Dataset items:

┄┄┄┄┄┄

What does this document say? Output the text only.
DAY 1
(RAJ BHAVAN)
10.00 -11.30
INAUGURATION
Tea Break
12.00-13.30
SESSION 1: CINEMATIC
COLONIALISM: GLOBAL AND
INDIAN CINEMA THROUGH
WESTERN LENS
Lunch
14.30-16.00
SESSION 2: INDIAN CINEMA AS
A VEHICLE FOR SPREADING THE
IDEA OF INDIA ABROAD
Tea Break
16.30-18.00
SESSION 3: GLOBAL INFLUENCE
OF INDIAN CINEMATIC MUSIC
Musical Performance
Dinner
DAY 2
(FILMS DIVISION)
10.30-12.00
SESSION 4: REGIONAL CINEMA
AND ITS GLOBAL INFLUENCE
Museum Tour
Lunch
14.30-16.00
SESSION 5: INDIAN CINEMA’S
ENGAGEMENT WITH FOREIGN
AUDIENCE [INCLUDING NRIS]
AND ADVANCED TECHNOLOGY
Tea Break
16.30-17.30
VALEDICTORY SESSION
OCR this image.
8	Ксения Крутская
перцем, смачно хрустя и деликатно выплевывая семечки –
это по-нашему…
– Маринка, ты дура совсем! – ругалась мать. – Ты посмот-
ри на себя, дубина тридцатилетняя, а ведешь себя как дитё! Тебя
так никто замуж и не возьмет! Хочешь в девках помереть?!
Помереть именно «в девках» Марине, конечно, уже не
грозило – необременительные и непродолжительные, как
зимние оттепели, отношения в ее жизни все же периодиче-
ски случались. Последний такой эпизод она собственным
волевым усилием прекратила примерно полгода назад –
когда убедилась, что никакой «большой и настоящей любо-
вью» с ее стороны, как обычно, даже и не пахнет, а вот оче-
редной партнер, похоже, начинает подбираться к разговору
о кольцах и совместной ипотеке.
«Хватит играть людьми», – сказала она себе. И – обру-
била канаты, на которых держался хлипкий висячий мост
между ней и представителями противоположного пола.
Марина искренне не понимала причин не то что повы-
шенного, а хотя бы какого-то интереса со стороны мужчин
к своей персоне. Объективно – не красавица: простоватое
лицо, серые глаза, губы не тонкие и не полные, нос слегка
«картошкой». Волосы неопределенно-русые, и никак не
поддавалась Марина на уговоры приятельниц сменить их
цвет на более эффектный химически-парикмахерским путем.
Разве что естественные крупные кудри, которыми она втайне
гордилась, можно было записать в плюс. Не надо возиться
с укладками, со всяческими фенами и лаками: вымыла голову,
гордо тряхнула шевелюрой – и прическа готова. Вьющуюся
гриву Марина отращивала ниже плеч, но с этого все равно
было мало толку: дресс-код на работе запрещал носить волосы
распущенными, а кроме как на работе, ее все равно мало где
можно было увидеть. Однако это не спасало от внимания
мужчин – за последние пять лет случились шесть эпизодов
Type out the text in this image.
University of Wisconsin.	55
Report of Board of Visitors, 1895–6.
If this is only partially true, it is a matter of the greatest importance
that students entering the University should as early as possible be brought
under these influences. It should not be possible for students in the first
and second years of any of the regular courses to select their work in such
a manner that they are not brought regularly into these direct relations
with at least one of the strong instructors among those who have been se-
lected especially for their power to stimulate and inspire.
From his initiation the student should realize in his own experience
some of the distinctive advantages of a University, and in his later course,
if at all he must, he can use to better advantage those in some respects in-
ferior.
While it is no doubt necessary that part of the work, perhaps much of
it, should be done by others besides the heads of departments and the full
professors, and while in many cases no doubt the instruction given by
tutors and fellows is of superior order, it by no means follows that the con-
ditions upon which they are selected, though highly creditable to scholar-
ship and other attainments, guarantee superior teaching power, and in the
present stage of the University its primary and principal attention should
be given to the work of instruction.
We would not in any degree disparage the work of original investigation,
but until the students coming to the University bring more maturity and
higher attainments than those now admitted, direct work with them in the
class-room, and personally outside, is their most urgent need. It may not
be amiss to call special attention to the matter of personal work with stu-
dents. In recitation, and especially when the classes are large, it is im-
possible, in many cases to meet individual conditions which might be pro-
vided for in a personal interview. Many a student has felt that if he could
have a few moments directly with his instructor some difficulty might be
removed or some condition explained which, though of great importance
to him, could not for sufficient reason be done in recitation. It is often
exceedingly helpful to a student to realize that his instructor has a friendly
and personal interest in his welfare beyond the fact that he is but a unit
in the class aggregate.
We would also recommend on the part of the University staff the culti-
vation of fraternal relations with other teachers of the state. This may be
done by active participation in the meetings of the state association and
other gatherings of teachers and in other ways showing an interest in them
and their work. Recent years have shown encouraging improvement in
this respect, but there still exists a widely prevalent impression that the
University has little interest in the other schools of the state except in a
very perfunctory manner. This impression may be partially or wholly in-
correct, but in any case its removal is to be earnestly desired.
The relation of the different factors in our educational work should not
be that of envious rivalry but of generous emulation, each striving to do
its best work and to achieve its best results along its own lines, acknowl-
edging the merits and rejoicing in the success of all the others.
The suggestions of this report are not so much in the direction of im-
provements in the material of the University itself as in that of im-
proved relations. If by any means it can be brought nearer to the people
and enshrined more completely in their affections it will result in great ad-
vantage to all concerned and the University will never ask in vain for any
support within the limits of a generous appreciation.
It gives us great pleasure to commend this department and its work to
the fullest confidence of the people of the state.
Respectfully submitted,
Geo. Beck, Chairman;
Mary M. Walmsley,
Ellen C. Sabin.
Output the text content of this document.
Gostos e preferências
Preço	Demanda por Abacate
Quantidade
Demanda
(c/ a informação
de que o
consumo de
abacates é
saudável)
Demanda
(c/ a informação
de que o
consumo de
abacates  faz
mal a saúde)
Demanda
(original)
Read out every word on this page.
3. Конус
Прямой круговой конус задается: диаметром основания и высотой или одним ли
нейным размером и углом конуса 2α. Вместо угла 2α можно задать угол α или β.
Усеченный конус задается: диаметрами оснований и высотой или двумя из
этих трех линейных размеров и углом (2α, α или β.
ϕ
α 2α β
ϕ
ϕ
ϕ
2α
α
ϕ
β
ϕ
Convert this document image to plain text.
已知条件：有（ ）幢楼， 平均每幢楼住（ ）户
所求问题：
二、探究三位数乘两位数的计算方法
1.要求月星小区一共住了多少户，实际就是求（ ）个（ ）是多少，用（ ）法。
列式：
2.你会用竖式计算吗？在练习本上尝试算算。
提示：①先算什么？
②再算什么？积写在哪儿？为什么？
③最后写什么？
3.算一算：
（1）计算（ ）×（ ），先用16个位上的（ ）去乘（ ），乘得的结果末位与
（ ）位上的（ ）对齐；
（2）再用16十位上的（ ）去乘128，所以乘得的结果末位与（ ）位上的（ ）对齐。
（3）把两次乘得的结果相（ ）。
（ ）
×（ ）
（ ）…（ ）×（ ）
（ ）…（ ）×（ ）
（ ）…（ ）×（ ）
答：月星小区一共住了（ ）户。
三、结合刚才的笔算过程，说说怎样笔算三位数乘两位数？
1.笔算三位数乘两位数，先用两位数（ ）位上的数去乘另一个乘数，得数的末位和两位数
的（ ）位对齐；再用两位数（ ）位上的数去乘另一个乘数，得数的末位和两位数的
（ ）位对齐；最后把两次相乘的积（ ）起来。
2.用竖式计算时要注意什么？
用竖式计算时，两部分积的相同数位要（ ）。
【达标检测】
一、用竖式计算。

┄┄┄┄┄┄

(Aim): All lines holding the word "University" should be picked out and copied.

(Response to this exercise):
University of Wisconsin.	55
that students entering the University should as early as possible be brought
some of the distinctive advantages of a University, and in his later course,
present stage of the University its primary and principal attention should
but until the students coming to the University bring more maturity and
We would also recommend on the part of the University staff the culti-
University has little interest in the other schools of the state except in a
provements in the material of the University itself as in that of im-
vantage to all concerned and the University will never ask in vain for any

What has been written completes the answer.